■ Aim of the task: Set down every record once more, exactly as given.

■ Available records:
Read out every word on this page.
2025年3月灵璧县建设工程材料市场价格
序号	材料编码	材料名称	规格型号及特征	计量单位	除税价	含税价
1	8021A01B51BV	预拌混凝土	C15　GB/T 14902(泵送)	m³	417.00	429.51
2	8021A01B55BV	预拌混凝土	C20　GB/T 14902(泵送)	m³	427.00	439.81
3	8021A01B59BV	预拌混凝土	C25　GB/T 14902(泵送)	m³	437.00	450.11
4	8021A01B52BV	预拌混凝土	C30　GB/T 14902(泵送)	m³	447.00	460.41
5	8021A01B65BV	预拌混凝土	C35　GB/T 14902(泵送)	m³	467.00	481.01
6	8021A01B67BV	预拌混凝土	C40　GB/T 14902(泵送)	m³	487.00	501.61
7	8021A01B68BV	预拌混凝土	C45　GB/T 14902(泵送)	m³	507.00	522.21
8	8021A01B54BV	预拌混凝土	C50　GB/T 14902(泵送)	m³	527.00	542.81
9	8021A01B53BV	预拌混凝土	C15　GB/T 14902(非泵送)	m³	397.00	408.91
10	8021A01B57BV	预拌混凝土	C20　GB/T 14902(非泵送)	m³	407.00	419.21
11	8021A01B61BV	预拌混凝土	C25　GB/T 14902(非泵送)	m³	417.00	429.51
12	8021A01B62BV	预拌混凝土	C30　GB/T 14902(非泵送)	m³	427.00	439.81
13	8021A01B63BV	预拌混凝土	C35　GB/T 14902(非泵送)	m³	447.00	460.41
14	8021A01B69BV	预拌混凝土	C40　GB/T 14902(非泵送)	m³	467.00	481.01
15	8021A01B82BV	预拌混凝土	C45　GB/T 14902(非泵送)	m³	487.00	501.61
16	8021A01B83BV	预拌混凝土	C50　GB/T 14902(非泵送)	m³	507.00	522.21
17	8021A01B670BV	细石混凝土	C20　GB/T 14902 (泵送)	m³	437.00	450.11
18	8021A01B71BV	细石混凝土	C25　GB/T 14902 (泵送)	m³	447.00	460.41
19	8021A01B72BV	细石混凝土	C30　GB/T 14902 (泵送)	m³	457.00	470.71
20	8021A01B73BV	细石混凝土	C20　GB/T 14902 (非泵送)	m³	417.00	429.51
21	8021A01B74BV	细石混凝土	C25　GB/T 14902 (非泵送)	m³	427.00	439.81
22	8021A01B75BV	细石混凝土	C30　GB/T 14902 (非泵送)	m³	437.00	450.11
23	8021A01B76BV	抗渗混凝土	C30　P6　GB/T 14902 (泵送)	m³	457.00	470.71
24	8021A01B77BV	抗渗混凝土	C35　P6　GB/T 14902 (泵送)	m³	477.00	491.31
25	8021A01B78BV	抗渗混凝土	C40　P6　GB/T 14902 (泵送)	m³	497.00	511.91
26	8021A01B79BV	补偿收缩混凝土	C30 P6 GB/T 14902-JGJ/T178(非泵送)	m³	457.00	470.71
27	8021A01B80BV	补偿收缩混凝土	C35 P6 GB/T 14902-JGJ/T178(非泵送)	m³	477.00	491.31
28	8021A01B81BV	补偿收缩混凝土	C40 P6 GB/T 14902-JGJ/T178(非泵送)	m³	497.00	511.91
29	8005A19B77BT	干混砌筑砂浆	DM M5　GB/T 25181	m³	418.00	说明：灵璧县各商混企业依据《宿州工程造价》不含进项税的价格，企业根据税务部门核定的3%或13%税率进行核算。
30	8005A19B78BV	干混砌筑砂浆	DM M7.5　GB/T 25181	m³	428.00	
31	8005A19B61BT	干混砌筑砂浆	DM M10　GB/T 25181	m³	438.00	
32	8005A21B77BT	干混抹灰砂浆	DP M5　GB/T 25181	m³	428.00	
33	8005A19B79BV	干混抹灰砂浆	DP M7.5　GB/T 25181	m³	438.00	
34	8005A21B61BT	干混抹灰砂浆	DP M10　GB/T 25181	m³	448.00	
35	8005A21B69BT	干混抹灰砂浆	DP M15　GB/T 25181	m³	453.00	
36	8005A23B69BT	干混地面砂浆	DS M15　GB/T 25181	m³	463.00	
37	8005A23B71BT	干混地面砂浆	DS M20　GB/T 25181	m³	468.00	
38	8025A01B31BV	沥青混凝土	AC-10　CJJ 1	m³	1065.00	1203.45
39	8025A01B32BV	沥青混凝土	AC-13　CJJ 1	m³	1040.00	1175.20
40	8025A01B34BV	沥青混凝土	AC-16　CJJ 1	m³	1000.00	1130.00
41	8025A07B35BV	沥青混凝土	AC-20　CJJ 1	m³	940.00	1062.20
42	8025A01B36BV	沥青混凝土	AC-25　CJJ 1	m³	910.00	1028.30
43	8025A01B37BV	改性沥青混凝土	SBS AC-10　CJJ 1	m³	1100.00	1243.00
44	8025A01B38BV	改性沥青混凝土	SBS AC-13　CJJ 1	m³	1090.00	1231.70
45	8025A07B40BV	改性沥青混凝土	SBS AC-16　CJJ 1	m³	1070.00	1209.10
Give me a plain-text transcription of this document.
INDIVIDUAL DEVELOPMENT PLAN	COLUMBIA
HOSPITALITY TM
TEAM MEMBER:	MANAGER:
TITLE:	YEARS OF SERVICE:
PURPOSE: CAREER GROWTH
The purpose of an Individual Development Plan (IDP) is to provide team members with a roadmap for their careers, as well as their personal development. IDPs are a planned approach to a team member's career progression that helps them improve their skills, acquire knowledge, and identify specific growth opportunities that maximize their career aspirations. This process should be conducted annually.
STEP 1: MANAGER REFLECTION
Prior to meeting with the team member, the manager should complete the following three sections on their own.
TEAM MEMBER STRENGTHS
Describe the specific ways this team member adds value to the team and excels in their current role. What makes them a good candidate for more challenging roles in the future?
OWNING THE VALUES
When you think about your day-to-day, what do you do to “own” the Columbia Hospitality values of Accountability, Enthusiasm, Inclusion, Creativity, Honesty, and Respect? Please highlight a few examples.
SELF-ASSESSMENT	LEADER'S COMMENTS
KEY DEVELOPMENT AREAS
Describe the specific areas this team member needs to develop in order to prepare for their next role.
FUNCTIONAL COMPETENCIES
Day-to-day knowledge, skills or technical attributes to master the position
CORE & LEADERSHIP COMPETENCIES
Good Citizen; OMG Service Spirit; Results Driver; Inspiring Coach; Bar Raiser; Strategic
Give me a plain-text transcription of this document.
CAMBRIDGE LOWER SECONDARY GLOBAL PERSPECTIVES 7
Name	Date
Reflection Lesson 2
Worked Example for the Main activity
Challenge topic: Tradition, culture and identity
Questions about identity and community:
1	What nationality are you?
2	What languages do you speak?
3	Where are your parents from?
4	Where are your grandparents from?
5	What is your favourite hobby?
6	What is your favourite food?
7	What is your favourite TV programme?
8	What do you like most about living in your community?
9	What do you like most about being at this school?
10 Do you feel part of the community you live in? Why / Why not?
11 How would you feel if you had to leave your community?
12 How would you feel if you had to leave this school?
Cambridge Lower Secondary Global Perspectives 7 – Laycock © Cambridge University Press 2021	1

■ Output of the exercise:
Read out every word on this page.
2025年3月灵璧县建设工程材料市场价格
序号	材料编码	材料名称	规格型号及特征	计量单位	除税价	含税价
1	8021A01B51BV	预拌混凝土	C15　GB/T 14902(泵送)	m³	417.00	429.51
2	8021A01B55BV	预拌混凝土	C20　GB/T 14902(泵送)	m³	427.00	439.81
3	8021A01B59BV	预拌混凝土	C25　GB/T 14902(泵送)	m³	437.00	450.11
4	8021A01B52BV	预拌混凝土	C30　GB/T 14902(泵送)	m³	447.00	460.41
5	8021A01B65BV	预拌混凝土	C35　GB/T 14902(泵送)	m³	467.00	481.01
6	8021A01B67BV	预拌混凝土	C40　GB/T 14902(泵送)	m³	487.00	501.61
7	8021A01B68BV	预拌混凝土	C45　GB/T 14902(泵送)	m³	507.00	522.21
8	8021A01B54BV	预拌混凝土	C50　GB/T 14902(泵送)	m³	527.00	542.81
9	8021A01B53BV	预拌混凝土	C15　GB/T 14902(非泵送)	m³	397.00	408.91
10	8021A01B57BV	预拌混凝土	C20　GB/T 14902(非泵送)	m³	407.00	419.21
11	8021A01B61BV	预拌混凝土	C25　GB/T 14902(非泵送)	m³	417.00	429.51
12	8021A01B62BV	预拌混凝土	C30　GB/T 14902(非泵送)	m³	427.00	439.81
13	8021A01B63BV	预拌混凝土	C35　GB/T 14902(非泵送)	m³	447.00	460.41
14	8021A01B69BV	预拌混凝土	C40　GB/T 14902(非泵送)	m³	467.00	481.01
15	8021A01B82BV	预拌混凝土	C45　GB/T 14902(非泵送)	m³	487.00	501.61
16	8021A01B83BV	预拌混凝土	C50　GB/T 14902(非泵送)	m³	507.00	522.21
17	8021A01B670BV	细石混凝土	C20　GB/T 14902 (泵送)	m³	437.00	450.11
18	8021A01B71BV	细石混凝土	C25　GB/T 14902 (泵送)	m³	447.00	460.41
19	8021A01B72BV	细石混凝土	C30　GB/T 14902 (泵送)	m³	457.00	470.71
20	8021A01B73BV	细石混凝土	C20　GB/T 14902 (非泵送)	m³	417.00	429.51
21	8021A01B74BV	细石混凝土	C25　GB/T 14902 (非泵送)	m³	427.00	439.81
22	8021A01B75BV	细石混凝土	C30　GB/T 14902 (非泵送)	m³	437.00	450.11
23	8021A01B76BV	抗渗混凝土	C30　P6　GB/T 14902 (泵送)	m³	457.00	470.71
24	8021A01B77BV	抗渗混凝土	C35　P6　GB/T 14902 (泵送)	m³	477.00	491.31
25	8021A01B78BV	抗渗混凝土	C40　P6　GB/T 14902 (泵送)	m³	497.00	511.91
26	8021A01B79BV	补偿收缩混凝土	C30 P6 GB/T 14902-JGJ/T178(非泵送)	m³	457.00	470.71
27	8021A01B80BV	补偿收缩混凝土	C35 P6 GB/T 14902-JGJ/T178(非泵送)	m³	477.00	491.31
28	8021A01B81BV	补偿收缩混凝土	C40 P6 GB/T 14902-JGJ/T178(非泵送)	m³	497.00	511.91
29	8005A19B77BT	干混砌筑砂浆	DM M5　GB/T 25181	m³	418.00	说明：灵璧县各商混企业依据《宿州工程造价》不含进项税的价格，企业根据税务部门核定的3%或13%税率进行核算。
30	8005A19B78BV	干混砌筑砂浆	DM M7.5　GB/T 25181	m³	428.00	
31	8005A19B61BT	干混砌筑砂浆	DM M10　GB/T 25181	m³	438.00	
32	8005A21B77BT	干混抹灰砂浆	DP M5　GB/T 25181	m³	428.00	
33	8005A19B79BV	干混抹灰砂浆	DP M7.5　GB/T 25181	m³	438.00	
34	8005A21B61BT	干混抹灰砂浆	DP M10　GB/T 25181	m³	448.00	
35	8005A21B69BT	干混抹灰砂浆	DP M15　GB/T 25181	m³	453.00	
36	8005A23B69BT	干混地面砂浆	DS M15　GB/T 25181	m³	463.00	
37	8005A23B71BT	干混地面砂浆	DS M20　GB/T 25181	m³	468.00	
38	8025A01B31BV	沥青混凝土	AC-10　CJJ 1	m³	1065.00	1203.45
39	8025A01B32BV	沥青混凝土	AC-13　CJJ 1	m³	1040.00	1175.20
40	8025A01B34BV	沥青混凝土	AC-16　CJJ 1	m³	1000.00	1130.00
41	8025A07B35BV	沥青混凝土	AC-20　CJJ 1	m³	940.00	1062.20
42	8025A01B36BV	沥青混凝土	AC-25　CJJ 1	m³	910.00	1028.30
43	8025A01B37BV	改性沥青混凝土	SBS AC-10　CJJ 1	m³	1100.00	1243.00
44	8025A01B38BV	改性沥青混凝土	SBS AC-13　CJJ 1	m³	1090.00	1231.70
45	8025A07B40BV	改性沥青混凝土	SBS AC-16　CJJ 1	m³	1070.00	1209.10
Give me a plain-text transcription of this document.
INDIVIDUAL DEVELOPMENT PLAN	COLUMBIA
HOSPITALITY TM
TEAM MEMBER:	MANAGER:
TITLE:	YEARS OF SERVICE:
PURPOSE: CAREER GROWTH
The purpose of an Individual Development Plan (IDP) is to provide team members with a roadmap for their careers, as well as their personal development. IDPs are a planned approach to a team member's career progression that helps them improve their skills, acquire knowledge, and identify specific growth opportunities that maximize their career aspirations. This process should be conducted annually.
STEP 1: MANAGER REFLECTION
Prior to meeting with the team member, the manager should complete the following three sections on their own.
TEAM MEMBER STRENGTHS
Describe the specific ways this team member adds value to the team and excels in their current role. What makes them a good candidate for more challenging roles in the future?
OWNING THE VALUES
When you think about your day-to-day, what do you do to “own” the Columbia Hospitality values of Accountability, Enthusiasm, Inclusion, Creativity, Honesty, and Respect? Please highlight a few examples.
SELF-ASSESSMENT	LEADER'S COMMENTS
KEY DEVELOPMENT AREAS
Describe the specific areas this team member needs to develop in order to prepare for their next role.
FUNCTIONAL COMPETENCIES
Day-to-day knowledge, skills or technical attributes to master the position
CORE & LEADERSHIP COMPETENCIES
Good Citizen; OMG Service Spirit; Results Driver; Inspiring Coach; Bar Raiser; Strategic
Give me a plain-text transcription of this document.
CAMBRIDGE LOWER SECONDARY GLOBAL PERSPECTIVES 7
Name	Date
Reflection Lesson 2
Worked Example for the Main activity
Challenge topic: Tradition, culture and identity
Questions about identity and community:
1	What nationality are you?
2	What languages do you speak?
3	Where are your parents from?
4	Where are your grandparents from?
5	What is your favourite hobby?
6	What is your favourite food?
7	What is your favourite TV programme?
8	What do you like most about living in your community?
9	What do you like most about being at this school?
10 Do you feel part of the community you live in? Why / Why not?
11 How would you feel if you had to leave your community?
12 How would you feel if you had to leave this school?
Cambridge Lower Secondary Global Perspectives 7 – Laycock © Cambridge University Press 2021	1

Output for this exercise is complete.